— BEGIN Record excerpts —
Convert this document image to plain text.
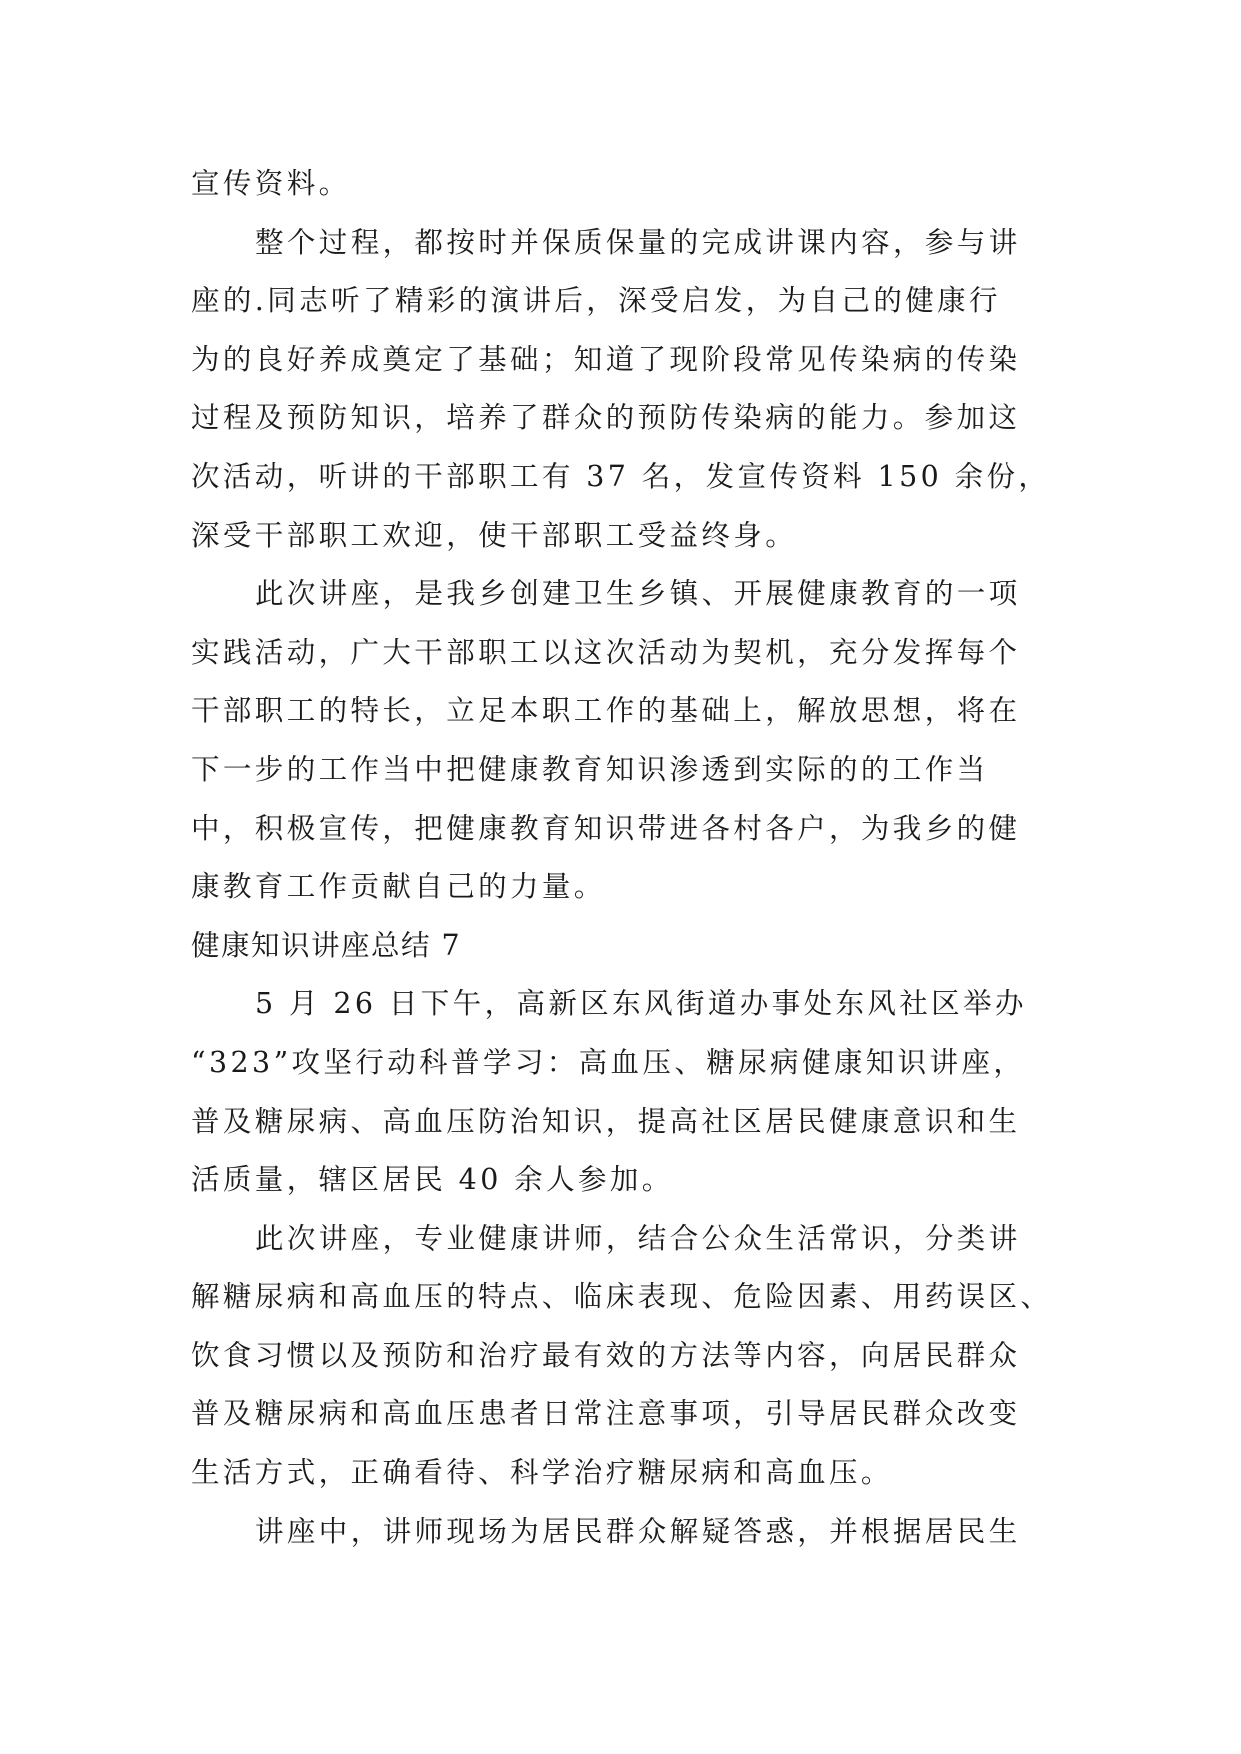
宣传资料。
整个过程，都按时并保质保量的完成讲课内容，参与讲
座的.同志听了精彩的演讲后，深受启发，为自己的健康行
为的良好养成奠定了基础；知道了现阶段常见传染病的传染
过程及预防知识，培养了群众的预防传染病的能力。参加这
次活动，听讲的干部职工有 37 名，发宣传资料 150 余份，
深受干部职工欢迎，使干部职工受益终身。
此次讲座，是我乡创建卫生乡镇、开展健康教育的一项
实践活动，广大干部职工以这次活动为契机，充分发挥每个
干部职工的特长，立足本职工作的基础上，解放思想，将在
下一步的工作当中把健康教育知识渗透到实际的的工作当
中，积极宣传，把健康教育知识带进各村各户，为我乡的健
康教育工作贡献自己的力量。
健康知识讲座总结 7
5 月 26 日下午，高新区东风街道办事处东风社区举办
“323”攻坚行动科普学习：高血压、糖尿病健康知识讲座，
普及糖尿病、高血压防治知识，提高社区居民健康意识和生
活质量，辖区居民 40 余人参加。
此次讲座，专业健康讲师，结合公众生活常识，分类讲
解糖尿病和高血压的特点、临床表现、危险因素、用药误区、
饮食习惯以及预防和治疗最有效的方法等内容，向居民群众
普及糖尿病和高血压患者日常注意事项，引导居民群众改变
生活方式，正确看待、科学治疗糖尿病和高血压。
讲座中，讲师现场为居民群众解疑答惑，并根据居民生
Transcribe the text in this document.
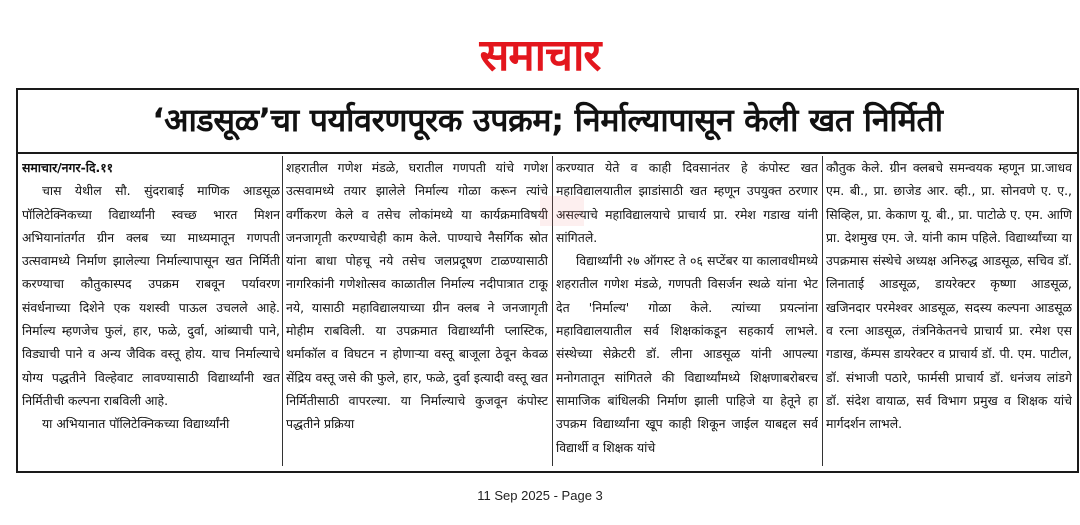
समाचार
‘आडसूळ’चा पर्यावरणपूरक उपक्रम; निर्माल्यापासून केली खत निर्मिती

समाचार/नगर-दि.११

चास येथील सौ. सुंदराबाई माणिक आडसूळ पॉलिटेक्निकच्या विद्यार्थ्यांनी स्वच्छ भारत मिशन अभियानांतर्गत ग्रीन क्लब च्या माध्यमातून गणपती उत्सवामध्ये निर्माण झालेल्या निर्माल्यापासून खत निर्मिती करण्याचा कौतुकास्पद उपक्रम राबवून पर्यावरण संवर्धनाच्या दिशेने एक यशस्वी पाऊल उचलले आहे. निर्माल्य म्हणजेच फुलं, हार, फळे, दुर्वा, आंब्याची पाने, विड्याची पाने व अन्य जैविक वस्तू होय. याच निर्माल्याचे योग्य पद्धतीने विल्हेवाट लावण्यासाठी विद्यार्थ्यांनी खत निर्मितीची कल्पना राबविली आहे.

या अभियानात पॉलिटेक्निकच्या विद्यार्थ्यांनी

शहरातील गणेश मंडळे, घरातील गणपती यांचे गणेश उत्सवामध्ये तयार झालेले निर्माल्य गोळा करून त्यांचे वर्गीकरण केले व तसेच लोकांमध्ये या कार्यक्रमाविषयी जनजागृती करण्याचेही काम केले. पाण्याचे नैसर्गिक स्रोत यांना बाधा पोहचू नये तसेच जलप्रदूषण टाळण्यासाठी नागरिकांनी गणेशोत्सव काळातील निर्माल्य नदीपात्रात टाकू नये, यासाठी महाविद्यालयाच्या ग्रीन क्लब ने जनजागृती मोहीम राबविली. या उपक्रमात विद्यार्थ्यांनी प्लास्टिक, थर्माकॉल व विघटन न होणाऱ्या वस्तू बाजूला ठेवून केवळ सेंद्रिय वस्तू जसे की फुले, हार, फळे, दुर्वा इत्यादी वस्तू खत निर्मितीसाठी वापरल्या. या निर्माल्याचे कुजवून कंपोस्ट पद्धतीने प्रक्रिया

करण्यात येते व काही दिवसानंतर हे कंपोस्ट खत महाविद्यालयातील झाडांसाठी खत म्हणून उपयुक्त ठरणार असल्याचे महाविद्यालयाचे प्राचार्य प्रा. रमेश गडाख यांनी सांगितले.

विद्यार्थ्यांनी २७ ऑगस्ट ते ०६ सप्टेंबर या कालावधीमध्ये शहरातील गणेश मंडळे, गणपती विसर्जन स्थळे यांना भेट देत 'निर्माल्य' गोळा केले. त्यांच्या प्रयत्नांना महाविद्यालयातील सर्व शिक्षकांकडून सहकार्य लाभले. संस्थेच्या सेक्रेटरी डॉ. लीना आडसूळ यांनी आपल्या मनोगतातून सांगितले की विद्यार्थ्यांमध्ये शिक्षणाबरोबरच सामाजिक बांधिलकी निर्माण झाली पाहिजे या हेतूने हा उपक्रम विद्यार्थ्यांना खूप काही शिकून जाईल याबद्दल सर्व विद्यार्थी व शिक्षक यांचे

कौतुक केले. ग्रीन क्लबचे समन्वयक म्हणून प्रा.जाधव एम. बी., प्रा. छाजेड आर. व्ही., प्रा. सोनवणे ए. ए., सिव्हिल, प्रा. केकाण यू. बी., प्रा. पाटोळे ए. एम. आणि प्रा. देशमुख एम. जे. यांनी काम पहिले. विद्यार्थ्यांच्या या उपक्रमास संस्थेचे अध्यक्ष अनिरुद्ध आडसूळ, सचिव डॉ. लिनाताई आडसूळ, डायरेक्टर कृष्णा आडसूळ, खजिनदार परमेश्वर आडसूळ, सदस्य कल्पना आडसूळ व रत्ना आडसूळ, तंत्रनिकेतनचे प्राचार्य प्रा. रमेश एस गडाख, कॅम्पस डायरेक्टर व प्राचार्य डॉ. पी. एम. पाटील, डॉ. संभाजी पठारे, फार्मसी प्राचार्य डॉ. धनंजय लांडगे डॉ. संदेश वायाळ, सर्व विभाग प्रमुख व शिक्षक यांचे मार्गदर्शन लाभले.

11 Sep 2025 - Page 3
— END Record excerpts —
## Exercise prompt
Locate the lines above that hold the word "this". Show every one of them.

## Exercise output
Convert this document image to plain text.
Transcribe the text in this document.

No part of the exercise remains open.